═══ DATASET RECORDS ═══

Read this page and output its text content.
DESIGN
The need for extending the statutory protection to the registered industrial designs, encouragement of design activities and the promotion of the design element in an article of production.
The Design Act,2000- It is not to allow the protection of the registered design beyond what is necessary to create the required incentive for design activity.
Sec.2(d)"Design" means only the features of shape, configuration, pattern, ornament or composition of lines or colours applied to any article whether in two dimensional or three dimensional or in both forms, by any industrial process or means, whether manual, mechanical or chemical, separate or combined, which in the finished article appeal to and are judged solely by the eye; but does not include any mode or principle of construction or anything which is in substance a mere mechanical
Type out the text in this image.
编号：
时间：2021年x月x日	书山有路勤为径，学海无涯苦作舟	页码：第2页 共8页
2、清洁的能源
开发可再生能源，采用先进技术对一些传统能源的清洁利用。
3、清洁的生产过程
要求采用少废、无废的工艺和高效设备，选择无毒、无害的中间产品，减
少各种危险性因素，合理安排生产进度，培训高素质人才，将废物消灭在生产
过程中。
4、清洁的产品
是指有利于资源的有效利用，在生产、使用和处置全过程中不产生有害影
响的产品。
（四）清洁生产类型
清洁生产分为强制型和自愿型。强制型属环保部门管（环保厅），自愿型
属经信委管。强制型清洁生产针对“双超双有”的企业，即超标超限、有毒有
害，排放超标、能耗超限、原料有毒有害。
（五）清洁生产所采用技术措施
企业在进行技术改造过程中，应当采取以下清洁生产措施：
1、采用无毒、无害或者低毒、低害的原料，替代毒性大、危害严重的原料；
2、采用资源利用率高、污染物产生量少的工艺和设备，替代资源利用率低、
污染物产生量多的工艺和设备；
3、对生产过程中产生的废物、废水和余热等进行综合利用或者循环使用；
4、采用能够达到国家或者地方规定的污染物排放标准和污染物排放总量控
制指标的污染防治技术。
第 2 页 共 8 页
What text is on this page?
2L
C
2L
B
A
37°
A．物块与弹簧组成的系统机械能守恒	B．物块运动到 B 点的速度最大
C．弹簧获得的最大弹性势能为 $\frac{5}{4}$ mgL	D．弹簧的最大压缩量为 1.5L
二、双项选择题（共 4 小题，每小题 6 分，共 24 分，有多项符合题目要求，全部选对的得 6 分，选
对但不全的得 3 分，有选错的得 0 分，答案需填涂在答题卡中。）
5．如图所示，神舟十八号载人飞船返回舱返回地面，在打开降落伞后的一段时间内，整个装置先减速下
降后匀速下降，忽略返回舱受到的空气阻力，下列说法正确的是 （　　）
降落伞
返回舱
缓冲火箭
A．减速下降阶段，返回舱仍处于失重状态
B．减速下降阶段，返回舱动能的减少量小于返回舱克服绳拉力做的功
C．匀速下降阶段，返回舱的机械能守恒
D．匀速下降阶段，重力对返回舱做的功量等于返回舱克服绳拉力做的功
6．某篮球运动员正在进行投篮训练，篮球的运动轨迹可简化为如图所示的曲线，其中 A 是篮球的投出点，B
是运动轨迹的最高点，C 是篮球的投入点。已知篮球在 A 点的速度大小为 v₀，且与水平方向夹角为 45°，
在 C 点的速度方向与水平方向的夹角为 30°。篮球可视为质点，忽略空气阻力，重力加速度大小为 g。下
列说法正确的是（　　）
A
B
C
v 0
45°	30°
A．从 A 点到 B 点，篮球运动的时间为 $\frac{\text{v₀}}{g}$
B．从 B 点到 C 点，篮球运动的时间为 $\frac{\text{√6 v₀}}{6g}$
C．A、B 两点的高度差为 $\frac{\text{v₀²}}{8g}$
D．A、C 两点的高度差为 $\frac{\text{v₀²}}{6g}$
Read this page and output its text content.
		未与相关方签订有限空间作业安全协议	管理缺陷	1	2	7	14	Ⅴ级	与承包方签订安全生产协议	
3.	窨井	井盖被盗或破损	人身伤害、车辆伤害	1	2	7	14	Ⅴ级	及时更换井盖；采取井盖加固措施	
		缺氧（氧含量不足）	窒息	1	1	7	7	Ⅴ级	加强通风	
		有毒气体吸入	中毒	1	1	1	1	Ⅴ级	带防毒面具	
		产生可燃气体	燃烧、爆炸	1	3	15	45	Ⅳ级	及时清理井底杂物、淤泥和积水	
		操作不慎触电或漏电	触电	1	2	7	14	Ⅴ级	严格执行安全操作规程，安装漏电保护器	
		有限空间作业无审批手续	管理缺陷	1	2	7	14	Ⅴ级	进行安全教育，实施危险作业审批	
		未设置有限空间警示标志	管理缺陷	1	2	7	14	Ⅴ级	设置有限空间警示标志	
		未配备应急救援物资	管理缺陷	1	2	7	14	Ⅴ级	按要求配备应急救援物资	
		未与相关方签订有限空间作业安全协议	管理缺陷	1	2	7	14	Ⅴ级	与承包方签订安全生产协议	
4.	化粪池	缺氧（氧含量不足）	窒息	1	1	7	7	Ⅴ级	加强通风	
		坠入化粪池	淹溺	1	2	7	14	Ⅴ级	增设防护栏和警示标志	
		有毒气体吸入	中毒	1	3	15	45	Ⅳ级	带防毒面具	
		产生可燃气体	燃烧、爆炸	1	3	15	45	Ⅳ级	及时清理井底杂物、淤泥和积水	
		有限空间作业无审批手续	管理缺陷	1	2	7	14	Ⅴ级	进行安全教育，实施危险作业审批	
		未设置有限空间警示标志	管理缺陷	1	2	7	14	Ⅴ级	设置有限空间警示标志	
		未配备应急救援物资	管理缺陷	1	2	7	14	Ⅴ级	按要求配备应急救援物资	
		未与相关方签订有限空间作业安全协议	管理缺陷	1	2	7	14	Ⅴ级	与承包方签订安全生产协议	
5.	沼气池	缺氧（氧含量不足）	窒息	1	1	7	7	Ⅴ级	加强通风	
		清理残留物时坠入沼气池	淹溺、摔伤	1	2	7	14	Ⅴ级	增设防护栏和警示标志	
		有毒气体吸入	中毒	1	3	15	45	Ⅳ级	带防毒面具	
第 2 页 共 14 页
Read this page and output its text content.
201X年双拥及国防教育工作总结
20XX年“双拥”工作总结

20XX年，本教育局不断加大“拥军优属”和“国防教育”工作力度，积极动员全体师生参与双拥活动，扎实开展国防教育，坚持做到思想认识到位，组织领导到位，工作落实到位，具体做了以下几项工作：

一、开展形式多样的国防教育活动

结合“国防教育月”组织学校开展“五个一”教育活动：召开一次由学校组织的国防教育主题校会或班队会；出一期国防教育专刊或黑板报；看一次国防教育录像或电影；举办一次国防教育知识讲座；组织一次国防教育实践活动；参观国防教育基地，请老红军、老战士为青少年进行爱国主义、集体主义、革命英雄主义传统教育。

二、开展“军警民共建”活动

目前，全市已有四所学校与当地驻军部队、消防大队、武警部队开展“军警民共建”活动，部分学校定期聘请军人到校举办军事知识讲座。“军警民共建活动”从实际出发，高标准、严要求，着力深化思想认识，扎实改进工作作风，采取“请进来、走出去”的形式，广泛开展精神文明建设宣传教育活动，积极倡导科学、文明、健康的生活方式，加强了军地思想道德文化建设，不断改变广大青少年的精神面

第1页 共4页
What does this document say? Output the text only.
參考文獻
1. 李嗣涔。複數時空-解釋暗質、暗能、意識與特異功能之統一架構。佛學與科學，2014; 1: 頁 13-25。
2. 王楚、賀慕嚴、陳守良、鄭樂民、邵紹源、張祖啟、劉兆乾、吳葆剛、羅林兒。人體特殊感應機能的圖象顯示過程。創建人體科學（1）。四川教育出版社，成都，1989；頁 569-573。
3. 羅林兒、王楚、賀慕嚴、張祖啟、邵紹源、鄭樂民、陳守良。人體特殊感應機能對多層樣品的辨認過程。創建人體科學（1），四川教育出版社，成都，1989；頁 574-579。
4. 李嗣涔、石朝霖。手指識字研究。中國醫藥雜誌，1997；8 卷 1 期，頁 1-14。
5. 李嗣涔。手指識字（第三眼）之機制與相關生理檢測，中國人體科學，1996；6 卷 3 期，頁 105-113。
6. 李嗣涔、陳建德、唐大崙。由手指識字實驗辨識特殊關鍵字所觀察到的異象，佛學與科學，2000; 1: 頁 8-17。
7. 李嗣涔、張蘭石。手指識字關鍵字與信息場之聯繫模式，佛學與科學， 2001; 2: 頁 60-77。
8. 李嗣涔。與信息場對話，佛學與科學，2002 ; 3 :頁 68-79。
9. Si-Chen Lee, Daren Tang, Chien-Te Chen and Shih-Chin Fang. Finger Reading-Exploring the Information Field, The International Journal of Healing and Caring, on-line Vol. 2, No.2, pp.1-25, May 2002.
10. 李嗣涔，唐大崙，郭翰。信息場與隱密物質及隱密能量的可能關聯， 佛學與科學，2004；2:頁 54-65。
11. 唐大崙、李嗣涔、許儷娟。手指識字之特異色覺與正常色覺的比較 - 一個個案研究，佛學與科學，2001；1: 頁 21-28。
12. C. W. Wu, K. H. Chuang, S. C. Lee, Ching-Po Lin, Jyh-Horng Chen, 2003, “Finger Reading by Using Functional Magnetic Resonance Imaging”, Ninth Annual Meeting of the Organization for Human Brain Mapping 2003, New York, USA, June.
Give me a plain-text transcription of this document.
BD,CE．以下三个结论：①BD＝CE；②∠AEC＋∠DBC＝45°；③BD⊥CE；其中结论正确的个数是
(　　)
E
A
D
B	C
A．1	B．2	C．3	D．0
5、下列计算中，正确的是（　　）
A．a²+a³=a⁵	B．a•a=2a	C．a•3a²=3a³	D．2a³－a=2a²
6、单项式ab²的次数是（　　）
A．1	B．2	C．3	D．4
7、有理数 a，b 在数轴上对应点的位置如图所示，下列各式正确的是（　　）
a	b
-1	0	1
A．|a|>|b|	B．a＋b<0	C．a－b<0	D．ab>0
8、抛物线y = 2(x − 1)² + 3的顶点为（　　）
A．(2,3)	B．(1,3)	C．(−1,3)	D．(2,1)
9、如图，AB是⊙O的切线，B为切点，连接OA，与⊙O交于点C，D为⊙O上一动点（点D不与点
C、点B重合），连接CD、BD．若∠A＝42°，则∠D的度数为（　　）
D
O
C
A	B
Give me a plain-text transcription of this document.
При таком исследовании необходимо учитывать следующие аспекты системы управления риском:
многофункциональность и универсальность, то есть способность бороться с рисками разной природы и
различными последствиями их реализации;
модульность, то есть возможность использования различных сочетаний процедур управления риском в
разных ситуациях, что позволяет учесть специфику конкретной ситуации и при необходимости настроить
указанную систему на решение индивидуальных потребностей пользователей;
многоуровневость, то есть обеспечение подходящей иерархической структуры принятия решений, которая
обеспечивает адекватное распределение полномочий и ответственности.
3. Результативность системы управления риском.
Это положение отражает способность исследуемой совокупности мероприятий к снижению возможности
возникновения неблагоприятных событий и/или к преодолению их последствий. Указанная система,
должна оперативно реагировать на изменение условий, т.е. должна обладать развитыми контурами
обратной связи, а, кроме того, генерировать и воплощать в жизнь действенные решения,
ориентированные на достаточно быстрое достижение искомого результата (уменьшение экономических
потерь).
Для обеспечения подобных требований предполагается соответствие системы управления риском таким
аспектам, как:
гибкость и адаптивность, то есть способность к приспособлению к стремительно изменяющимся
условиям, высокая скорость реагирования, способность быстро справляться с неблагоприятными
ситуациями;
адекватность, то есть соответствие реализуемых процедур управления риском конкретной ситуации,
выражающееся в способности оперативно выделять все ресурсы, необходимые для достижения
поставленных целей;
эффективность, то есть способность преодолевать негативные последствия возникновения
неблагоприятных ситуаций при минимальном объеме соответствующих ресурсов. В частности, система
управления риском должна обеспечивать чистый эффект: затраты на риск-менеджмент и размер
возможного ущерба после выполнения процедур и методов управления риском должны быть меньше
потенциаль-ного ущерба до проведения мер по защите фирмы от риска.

═══

WHAT YOU HAVE TO DO:
Find the lines that include the string "氧含量不足", then copy each of them.

OUTPUT OF THE TASK:
		缺氧（氧含量不足）	窒息	1	1	7	7	Ⅴ级	加强通风	
4.	化粪池	缺氧（氧含量不足）	窒息	1	1	7	7	Ⅴ级	加强通风	
5.	沼气池	缺氧（氧含量不足）	窒息	1	1	7	7	Ⅴ级	加强通风	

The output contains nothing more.